'''
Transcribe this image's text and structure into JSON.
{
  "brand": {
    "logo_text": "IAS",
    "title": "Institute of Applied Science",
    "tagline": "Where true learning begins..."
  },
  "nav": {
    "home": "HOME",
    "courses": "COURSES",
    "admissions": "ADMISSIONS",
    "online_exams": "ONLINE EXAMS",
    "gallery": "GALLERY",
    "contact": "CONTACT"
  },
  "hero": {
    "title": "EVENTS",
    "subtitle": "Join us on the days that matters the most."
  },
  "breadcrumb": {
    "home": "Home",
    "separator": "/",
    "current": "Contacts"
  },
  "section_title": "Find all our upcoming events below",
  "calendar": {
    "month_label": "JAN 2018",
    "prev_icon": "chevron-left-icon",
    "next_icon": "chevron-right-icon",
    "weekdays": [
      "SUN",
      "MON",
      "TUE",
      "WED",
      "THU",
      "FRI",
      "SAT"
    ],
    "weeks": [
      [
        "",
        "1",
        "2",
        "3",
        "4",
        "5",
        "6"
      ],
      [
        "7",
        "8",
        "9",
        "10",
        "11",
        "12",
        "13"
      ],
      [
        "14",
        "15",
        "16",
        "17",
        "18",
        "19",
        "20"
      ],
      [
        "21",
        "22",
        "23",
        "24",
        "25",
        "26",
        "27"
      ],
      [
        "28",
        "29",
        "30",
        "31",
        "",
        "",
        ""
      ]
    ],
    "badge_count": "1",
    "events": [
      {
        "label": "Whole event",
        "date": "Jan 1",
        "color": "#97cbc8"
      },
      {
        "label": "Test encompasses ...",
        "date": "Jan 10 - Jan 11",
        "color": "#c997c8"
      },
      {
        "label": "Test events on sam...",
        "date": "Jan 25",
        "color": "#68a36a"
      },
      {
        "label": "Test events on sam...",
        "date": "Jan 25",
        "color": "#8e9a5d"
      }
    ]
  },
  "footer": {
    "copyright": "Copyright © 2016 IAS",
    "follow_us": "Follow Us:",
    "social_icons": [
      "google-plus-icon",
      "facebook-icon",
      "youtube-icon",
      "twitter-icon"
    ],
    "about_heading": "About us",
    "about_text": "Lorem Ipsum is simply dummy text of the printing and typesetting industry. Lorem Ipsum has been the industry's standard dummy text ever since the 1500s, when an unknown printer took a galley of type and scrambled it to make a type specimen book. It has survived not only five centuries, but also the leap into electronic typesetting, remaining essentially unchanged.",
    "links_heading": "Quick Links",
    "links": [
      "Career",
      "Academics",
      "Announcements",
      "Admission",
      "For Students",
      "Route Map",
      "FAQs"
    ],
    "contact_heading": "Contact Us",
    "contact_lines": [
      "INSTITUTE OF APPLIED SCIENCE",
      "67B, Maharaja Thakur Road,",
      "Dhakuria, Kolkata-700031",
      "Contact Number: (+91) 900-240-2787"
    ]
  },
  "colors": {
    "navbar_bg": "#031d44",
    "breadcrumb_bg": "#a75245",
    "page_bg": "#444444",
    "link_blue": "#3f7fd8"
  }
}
'''
**Objective:**
Copy every line of the records word for word.

**Solution to the problem:**
Transcribe this image's text and structure into JSON.
{
  "brand": {
    "logo_text": "IAS",
    "title": "Institute of Applied Science",
    "tagline": "Where true learning begins..."
  },
  "nav": {
    "home": "HOME",
    "courses": "COURSES",
    "admissions": "ADMISSIONS",
    "online_exams": "ONLINE EXAMS",
    "gallery": "GALLERY",
    "contact": "CONTACT"
  },
  "hero": {
    "title": "EVENTS",
    "subtitle": "Join us on the days that matters the most."
  },
  "breadcrumb": {
    "home": "Home",
    "separator": "/",
    "current": "Contacts"
  },
  "section_title": "Find all our upcoming events below",
  "calendar": {
    "month_label": "JAN 2018",
    "prev_icon": "chevron-left-icon",
    "next_icon": "chevron-right-icon",
    "weekdays": [
      "SUN",
      "MON",
      "TUE",
      "WED",
      "THU",
      "FRI",
      "SAT"
    ],
    "weeks": [
      [
        "",
        "1",
        "2",
        "3",
        "4",
        "5",
        "6"
      ],
      [
        "7",
        "8",
        "9",
        "10",
        "11",
        "12",
        "13"
      ],
      [
        "14",
        "15",
        "16",
        "17",
        "18",
        "19",
        "20"
      ],
      [
        "21",
        "22",
        "23",
        "24",
        "25",
        "26",
        "27"
      ],
      [
        "28",
        "29",
        "30",
        "31",
        "",
        "",
        ""
      ]
    ],
    "badge_count": "1",
    "events": [
      {
        "label": "Whole event",
        "date": "Jan 1",
        "color": "#97cbc8"
      },
      {
        "label": "Test encompasses ...",
        "date": "Jan 10 - Jan 11",
        "color": "#c997c8"
      },
      {
        "label": "Test events on sam...",
        "date": "Jan 25",
        "color": "#68a36a"
      },
      {
        "label": "Test events on sam...",
        "date": "Jan 25",
        "color": "#8e9a5d"
      }
    ]
  },
  "footer": {
    "copyright": "Copyright © 2016 IAS",
    "follow_us": "Follow Us:",
    "social_icons": [
      "google-plus-icon",
      "facebook-icon",
      "youtube-icon",
      "twitter-icon"
    ],
    "about_heading": "About us",
    "about_text": "Lorem Ipsum is simply dummy text of the printing and typesetting industry. Lorem Ipsum has been the industry's standard dummy text ever since the 1500s, when an unknown printer took a galley of type and scrambled it to make a type specimen book. It has survived not only five centuries, but also the leap into electronic typesetting, remaining essentially unchanged.",
    "links_heading": "Quick Links",
    "links": [
      "Career",
      "Academics",
      "Announcements",
      "Admission",
      "For Students",
      "Route Map",
      "FAQs"
    ],
    "contact_heading": "Contact Us",
    "contact_lines": [
      "INSTITUTE OF APPLIED SCIENCE",
      "67B, Maharaja Thakur Road,",
      "Dhakuria, Kolkata-700031",
      "Contact Number: (+91) 900-240-2787"
    ]
  },
  "colors": {
    "navbar_bg": "#031d44",
    "breadcrumb_bg": "#a75245",
    "page_bg": "#444444",
    "link_blue": "#3f7fd8"
  }
}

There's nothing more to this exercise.